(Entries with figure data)
---*---
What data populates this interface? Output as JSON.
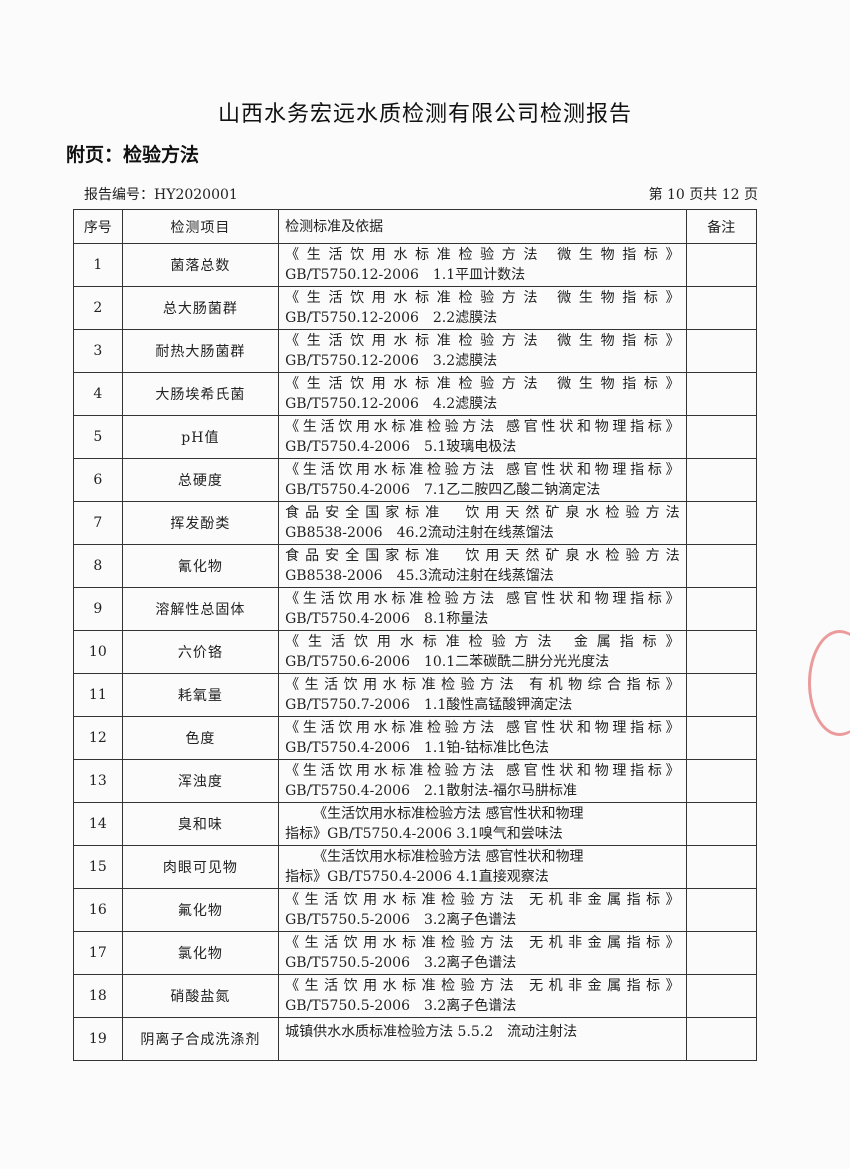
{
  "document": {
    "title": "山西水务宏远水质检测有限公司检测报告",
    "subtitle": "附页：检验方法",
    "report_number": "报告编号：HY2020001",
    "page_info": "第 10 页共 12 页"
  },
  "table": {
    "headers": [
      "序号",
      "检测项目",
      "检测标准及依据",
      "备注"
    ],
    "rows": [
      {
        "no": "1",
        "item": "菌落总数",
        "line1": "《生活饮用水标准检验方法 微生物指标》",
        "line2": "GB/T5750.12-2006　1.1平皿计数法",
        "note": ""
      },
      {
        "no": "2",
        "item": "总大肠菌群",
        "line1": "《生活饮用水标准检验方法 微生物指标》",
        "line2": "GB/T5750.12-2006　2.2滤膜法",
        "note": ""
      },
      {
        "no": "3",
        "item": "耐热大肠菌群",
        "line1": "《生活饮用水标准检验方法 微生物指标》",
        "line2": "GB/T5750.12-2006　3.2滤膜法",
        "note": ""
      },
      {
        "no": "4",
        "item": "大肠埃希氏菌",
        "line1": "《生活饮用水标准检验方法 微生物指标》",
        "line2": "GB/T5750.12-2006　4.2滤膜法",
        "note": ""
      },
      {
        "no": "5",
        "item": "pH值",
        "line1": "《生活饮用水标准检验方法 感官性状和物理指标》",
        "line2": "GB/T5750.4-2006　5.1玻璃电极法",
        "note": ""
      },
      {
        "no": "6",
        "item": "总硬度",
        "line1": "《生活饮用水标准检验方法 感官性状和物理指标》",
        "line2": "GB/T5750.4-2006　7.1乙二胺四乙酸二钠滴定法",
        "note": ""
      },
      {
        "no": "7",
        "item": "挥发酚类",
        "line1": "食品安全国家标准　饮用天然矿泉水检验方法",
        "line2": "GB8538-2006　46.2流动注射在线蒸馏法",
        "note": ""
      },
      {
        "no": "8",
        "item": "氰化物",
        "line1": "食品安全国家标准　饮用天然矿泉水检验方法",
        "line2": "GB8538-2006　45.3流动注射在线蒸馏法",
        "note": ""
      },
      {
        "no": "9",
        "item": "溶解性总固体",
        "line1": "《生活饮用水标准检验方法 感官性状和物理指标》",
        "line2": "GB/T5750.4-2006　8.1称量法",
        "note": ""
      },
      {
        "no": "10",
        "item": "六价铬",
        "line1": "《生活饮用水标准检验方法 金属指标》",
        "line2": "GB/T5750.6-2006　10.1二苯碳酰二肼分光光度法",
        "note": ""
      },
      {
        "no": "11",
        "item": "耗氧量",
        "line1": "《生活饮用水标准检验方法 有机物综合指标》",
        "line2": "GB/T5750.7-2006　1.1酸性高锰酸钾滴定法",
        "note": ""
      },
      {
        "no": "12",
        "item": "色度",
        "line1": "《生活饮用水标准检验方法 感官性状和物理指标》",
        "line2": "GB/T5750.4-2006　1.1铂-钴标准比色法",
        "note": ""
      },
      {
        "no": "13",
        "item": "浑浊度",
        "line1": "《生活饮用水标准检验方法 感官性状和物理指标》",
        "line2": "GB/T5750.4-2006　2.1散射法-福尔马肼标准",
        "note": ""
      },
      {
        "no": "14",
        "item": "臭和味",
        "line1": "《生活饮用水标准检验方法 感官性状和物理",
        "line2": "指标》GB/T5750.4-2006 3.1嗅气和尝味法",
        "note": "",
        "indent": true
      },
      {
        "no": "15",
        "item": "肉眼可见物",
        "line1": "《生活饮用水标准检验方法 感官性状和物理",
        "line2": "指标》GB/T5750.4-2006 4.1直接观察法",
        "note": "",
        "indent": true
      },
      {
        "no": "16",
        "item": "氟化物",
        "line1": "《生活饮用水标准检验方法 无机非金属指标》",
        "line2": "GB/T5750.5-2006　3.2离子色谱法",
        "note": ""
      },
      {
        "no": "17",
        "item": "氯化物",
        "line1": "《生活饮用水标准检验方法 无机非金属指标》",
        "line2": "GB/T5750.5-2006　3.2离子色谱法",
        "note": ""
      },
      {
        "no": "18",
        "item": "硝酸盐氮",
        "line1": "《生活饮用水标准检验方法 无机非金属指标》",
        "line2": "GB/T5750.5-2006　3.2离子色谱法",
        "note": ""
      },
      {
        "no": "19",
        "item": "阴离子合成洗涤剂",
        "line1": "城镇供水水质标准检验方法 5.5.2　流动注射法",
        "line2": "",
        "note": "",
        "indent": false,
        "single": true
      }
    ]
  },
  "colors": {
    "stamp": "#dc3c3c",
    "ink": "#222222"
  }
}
---*---
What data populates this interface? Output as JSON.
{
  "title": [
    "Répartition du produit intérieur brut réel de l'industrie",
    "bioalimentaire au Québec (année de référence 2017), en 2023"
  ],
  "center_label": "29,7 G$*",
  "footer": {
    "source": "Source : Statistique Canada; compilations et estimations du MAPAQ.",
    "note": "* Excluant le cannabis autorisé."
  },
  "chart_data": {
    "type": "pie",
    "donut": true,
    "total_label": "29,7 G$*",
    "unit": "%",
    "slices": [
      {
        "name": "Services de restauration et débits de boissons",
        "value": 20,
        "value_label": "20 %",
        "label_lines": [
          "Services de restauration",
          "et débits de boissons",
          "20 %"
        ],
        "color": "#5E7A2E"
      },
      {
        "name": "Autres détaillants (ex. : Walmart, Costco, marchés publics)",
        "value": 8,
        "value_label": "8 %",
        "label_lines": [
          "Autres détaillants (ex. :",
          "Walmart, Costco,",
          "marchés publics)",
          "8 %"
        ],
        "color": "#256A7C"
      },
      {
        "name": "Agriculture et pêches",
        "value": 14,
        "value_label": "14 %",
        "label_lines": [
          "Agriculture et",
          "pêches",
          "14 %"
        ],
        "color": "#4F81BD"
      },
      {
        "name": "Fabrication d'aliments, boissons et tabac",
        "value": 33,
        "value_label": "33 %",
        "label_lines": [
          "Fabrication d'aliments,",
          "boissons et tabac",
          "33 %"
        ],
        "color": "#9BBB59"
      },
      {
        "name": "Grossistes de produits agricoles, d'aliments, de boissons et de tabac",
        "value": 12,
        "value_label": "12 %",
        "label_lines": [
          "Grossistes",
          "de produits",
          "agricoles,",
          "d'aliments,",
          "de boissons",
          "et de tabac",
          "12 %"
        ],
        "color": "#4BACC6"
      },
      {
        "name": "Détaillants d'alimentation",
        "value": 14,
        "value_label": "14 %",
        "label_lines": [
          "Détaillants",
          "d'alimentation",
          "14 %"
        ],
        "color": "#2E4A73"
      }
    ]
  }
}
---*---
In the entries above, find each line with the string "Fabrication" and copy it.

        "name": "Fabrication d'aliments, boissons et tabac",
          "Fabrication d'aliments,",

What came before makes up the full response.